• Exercise directions: Set down the full listing exactly, character for character.

• Supplied data:

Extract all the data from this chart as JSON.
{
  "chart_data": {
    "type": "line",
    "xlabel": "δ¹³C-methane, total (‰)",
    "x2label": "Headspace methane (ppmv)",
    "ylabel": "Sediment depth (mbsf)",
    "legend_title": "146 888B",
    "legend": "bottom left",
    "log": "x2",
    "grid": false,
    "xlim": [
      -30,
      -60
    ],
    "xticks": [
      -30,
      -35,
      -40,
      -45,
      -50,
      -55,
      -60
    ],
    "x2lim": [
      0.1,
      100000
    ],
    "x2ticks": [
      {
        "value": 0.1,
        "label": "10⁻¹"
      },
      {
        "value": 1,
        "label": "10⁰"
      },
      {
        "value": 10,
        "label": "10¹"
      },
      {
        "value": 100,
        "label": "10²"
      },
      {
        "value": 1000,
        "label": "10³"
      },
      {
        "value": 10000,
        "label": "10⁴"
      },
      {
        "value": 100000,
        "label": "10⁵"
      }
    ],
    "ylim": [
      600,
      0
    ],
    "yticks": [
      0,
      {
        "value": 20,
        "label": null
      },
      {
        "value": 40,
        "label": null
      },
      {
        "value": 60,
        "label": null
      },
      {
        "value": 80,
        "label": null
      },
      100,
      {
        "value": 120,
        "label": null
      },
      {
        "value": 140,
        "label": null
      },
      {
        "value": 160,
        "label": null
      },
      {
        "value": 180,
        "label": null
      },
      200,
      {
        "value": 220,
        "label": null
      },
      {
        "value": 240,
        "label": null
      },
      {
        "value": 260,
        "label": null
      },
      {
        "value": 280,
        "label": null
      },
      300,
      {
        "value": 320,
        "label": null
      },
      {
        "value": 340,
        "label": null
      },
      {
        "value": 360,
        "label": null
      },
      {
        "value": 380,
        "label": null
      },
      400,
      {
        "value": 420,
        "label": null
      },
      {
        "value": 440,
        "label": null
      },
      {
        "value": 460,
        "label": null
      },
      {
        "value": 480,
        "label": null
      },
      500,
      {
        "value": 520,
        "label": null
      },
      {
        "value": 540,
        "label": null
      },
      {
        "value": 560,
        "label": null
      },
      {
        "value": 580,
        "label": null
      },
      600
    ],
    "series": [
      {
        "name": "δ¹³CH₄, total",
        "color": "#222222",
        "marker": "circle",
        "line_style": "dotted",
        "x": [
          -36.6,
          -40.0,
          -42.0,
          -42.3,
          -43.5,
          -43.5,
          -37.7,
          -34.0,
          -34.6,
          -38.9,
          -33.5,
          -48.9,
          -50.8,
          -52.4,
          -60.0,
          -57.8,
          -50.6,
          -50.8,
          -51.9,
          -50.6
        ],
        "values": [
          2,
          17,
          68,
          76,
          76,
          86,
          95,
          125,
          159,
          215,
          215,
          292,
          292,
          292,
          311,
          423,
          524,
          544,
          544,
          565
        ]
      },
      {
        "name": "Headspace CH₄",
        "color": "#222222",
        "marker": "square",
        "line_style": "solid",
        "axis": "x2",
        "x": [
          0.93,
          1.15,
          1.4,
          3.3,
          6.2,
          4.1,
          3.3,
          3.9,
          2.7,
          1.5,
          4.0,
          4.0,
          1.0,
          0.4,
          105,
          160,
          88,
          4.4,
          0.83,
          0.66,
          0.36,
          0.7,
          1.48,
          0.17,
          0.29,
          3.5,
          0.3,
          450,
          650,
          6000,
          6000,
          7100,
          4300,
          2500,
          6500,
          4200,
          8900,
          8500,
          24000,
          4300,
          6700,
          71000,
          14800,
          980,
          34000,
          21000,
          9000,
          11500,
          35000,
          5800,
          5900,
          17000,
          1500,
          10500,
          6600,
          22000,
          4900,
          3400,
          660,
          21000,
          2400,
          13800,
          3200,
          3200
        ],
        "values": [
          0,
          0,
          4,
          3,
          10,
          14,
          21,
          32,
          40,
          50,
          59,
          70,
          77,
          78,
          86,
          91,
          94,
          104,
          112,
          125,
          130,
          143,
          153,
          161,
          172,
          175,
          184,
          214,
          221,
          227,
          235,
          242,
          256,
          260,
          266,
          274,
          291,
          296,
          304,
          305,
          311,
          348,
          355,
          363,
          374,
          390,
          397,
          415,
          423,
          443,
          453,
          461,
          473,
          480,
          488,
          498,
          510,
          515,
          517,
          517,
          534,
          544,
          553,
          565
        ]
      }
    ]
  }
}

• Solved problem:
Extract all the data from this chart as JSON.
{
  "chart_data": {
    "type": "line",
    "xlabel": "δ¹³C-methane, total (‰)",
    "x2label": "Headspace methane (ppmv)",
    "ylabel": "Sediment depth (mbsf)",
    "legend_title": "146 888B",
    "legend": "bottom left",
    "log": "x2",
    "grid": false,
    "xlim": [
      -30,
      -60
    ],
    "xticks": [
      -30,
      -35,
      -40,
      -45,
      -50,
      -55,
      -60
    ],
    "x2lim": [
      0.1,
      100000
    ],
    "x2ticks": [
      {
        "value": 0.1,
        "label": "10⁻¹"
      },
      {
        "value": 1,
        "label": "10⁰"
      },
      {
        "value": 10,
        "label": "10¹"
      },
      {
        "value": 100,
        "label": "10²"
      },
      {
        "value": 1000,
        "label": "10³"
      },
      {
        "value": 10000,
        "label": "10⁴"
      },
      {
        "value": 100000,
        "label": "10⁵"
      }
    ],
    "ylim": [
      600,
      0
    ],
    "yticks": [
      0,
      {
        "value": 20,
        "label": null
      },
      {
        "value": 40,
        "label": null
      },
      {
        "value": 60,
        "label": null
      },
      {
        "value": 80,
        "label": null
      },
      100,
      {
        "value": 120,
        "label": null
      },
      {
        "value": 140,
        "label": null
      },
      {
        "value": 160,
        "label": null
      },
      {
        "value": 180,
        "label": null
      },
      200,
      {
        "value": 220,
        "label": null
      },
      {
        "value": 240,
        "label": null
      },
      {
        "value": 260,
        "label": null
      },
      {
        "value": 280,
        "label": null
      },
      300,
      {
        "value": 320,
        "label": null
      },
      {
        "value": 340,
        "label": null
      },
      {
        "value": 360,
        "label": null
      },
      {
        "value": 380,
        "label": null
      },
      400,
      {
        "value": 420,
        "label": null
      },
      {
        "value": 440,
        "label": null
      },
      {
        "value": 460,
        "label": null
      },
      {
        "value": 480,
        "label": null
      },
      500,
      {
        "value": 520,
        "label": null
      },
      {
        "value": 540,
        "label": null
      },
      {
        "value": 560,
        "label": null
      },
      {
        "value": 580,
        "label": null
      },
      600
    ],
    "series": [
      {
        "name": "δ¹³CH₄, total",
        "color": "#222222",
        "marker": "circle",
        "line_style": "dotted",
        "x": [
          -36.6,
          -40.0,
          -42.0,
          -42.3,
          -43.5,
          -43.5,
          -37.7,
          -34.0,
          -34.6,
          -38.9,
          -33.5,
          -48.9,
          -50.8,
          -52.4,
          -60.0,
          -57.8,
          -50.6,
          -50.8,
          -51.9,
          -50.6
        ],
        "values": [
          2,
          17,
          68,
          76,
          76,
          86,
          95,
          125,
          159,
          215,
          215,
          292,
          292,
          292,
          311,
          423,
          524,
          544,
          544,
          565
        ]
      },
      {
        "name": "Headspace CH₄",
        "color": "#222222",
        "marker": "square",
        "line_style": "solid",
        "axis": "x2",
        "x": [
          0.93,
          1.15,
          1.4,
          3.3,
          6.2,
          4.1,
          3.3,
          3.9,
          2.7,
          1.5,
          4.0,
          4.0,
          1.0,
          0.4,
          105,
          160,
          88,
          4.4,
          0.83,
          0.66,
          0.36,
          0.7,
          1.48,
          0.17,
          0.29,
          3.5,
          0.3,
          450,
          650,
          6000,
          6000,
          7100,
          4300,
          2500,
          6500,
          4200,
          8900,
          8500,
          24000,
          4300,
          6700,
          71000,
          14800,
          980,
          34000,
          21000,
          9000,
          11500,
          35000,
          5800,
          5900,
          17000,
          1500,
          10500,
          6600,
          22000,
          4900,
          3400,
          660,
          21000,
          2400,
          13800,
          3200,
          3200
        ],
        "values": [
          0,
          0,
          4,
          3,
          10,
          14,
          21,
          32,
          40,
          50,
          59,
          70,
          77,
          78,
          86,
          91,
          94,
          104,
          112,
          125,
          130,
          143,
          153,
          161,
          172,
          175,
          184,
          214,
          221,
          227,
          235,
          242,
          256,
          260,
          266,
          274,
          291,
          296,
          304,
          305,
          311,
          348,
          355,
          363,
          374,
          390,
          397,
          415,
          423,
          443,
          453,
          461,
          473,
          480,
          488,
          498,
          510,
          515,
          517,
          517,
          534,
          544,
          553,
          565
        ]
      }
    ]
  }
}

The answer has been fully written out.